Spatial annotation records:
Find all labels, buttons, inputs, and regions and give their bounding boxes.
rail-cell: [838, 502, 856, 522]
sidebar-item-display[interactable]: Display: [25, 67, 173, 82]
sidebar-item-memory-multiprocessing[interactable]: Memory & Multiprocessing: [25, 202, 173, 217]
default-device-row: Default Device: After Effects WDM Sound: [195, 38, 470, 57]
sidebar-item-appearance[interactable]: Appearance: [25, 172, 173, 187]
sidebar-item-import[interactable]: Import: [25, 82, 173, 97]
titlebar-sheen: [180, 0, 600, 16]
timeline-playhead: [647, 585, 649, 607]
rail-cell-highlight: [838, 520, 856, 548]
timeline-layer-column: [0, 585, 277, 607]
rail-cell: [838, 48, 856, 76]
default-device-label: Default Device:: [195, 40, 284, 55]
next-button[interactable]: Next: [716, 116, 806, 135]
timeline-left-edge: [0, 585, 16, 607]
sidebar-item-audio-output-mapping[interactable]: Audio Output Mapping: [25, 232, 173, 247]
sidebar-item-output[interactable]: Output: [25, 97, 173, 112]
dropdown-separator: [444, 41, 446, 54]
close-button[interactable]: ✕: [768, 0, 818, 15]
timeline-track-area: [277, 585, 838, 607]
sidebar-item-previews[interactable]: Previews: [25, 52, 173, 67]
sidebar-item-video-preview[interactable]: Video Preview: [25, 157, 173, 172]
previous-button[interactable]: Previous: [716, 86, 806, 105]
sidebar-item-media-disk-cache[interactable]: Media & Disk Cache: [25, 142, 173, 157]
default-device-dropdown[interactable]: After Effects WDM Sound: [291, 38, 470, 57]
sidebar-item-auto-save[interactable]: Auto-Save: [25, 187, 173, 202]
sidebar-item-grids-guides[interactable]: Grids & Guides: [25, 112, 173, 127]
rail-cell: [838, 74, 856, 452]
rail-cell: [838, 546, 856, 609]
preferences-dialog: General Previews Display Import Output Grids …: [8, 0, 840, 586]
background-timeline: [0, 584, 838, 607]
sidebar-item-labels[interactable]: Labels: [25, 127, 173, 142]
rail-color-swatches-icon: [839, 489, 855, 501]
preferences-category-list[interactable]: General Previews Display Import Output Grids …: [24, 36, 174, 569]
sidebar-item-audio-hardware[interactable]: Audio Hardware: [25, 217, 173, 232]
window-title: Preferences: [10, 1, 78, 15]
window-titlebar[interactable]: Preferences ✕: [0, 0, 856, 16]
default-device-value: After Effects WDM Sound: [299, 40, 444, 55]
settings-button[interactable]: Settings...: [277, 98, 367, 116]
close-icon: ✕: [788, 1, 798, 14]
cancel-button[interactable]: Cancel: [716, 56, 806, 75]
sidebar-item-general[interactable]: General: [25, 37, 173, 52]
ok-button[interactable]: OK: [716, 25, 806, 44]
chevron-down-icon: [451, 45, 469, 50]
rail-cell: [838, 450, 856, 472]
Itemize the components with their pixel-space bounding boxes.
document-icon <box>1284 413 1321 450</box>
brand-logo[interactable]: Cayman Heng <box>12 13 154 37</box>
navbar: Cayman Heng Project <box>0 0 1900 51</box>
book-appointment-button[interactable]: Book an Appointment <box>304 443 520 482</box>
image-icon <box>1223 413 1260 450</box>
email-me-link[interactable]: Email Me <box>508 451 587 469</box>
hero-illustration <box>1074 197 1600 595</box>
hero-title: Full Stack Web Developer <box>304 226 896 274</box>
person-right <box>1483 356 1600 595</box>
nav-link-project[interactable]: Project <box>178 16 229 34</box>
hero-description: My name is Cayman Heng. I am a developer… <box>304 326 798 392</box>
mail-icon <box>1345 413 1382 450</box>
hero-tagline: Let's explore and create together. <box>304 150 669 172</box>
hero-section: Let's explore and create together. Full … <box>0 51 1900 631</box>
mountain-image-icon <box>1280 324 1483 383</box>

__Given task__
Please copy all of the lines above, keeping every character unchanged.

__Finished task__
Find all labels, buttons, inputs, and regions and give their bounding boxes.
rail-cell: [838, 502, 856, 522]
sidebar-item-display[interactable]: Display: [25, 67, 173, 82]
sidebar-item-memory-multiprocessing[interactable]: Memory & Multiprocessing: [25, 202, 173, 217]
default-device-row: Default Device: After Effects WDM Sound: [195, 38, 470, 57]
sidebar-item-appearance[interactable]: Appearance: [25, 172, 173, 187]
sidebar-item-import[interactable]: Import: [25, 82, 173, 97]
titlebar-sheen: [180, 0, 600, 16]
timeline-playhead: [647, 585, 649, 607]
rail-cell-highlight: [838, 520, 856, 548]
timeline-layer-column: [0, 585, 277, 607]
rail-cell: [838, 48, 856, 76]
default-device-label: Default Device:: [195, 40, 284, 55]
next-button[interactable]: Next: [716, 116, 806, 135]
timeline-left-edge: [0, 585, 16, 607]
sidebar-item-audio-output-mapping[interactable]: Audio Output Mapping: [25, 232, 173, 247]
sidebar-item-output[interactable]: Output: [25, 97, 173, 112]
dropdown-separator: [444, 41, 446, 54]
close-button[interactable]: ✕: [768, 0, 818, 15]
timeline-track-area: [277, 585, 838, 607]
sidebar-item-previews[interactable]: Previews: [25, 52, 173, 67]
sidebar-item-video-preview[interactable]: Video Preview: [25, 157, 173, 172]
previous-button[interactable]: Previous: [716, 86, 806, 105]
sidebar-item-media-disk-cache[interactable]: Media & Disk Cache: [25, 142, 173, 157]
default-device-dropdown[interactable]: After Effects WDM Sound: [291, 38, 470, 57]
sidebar-item-auto-save[interactable]: Auto-Save: [25, 187, 173, 202]
sidebar-item-grids-guides[interactable]: Grids & Guides: [25, 112, 173, 127]
rail-cell: [838, 74, 856, 452]
rail-cell: [838, 546, 856, 609]
preferences-dialog: General Previews Display Import Output Grids …: [8, 0, 840, 586]
background-timeline: [0, 584, 838, 607]
sidebar-item-labels[interactable]: Labels: [25, 127, 173, 142]
rail-color-swatches-icon: [839, 489, 855, 501]
preferences-category-list[interactable]: General Previews Display Import Output Grids …: [24, 36, 174, 569]
sidebar-item-audio-hardware[interactable]: Audio Hardware: [25, 217, 173, 232]
window-title: Preferences: [10, 1, 78, 15]
window-titlebar[interactable]: Preferences ✕: [0, 0, 856, 16]
default-device-value: After Effects WDM Sound: [299, 40, 444, 55]
settings-button[interactable]: Settings...: [277, 98, 367, 116]
close-icon: ✕: [788, 1, 798, 14]
cancel-button[interactable]: Cancel: [716, 56, 806, 75]
sidebar-item-general[interactable]: General: [25, 37, 173, 52]
ok-button[interactable]: OK: [716, 25, 806, 44]
chevron-down-icon: [451, 45, 469, 50]
rail-cell: [838, 450, 856, 472]
Itemize the components with their pixel-space bounding boxes.
document-icon <box>1284 413 1321 450</box>
brand-logo[interactable]: Cayman Heng <box>12 13 154 37</box>
navbar: Cayman Heng Project <box>0 0 1900 51</box>
book-appointment-button[interactable]: Book an Appointment <box>304 443 520 482</box>
image-icon <box>1223 413 1260 450</box>
email-me-link[interactable]: Email Me <box>508 451 587 469</box>
hero-illustration <box>1074 197 1600 595</box>
hero-title: Full Stack Web Developer <box>304 226 896 274</box>
person-right <box>1483 356 1600 595</box>
nav-link-project[interactable]: Project <box>178 16 229 34</box>
hero-description: My name is Cayman Heng. I am a developer… <box>304 326 798 392</box>
mail-icon <box>1345 413 1382 450</box>
hero-tagline: Let's explore and create together. <box>304 150 669 172</box>
hero-section: Let's explore and create together. Full … <box>0 51 1900 631</box>
mountain-image-icon <box>1280 324 1483 383</box>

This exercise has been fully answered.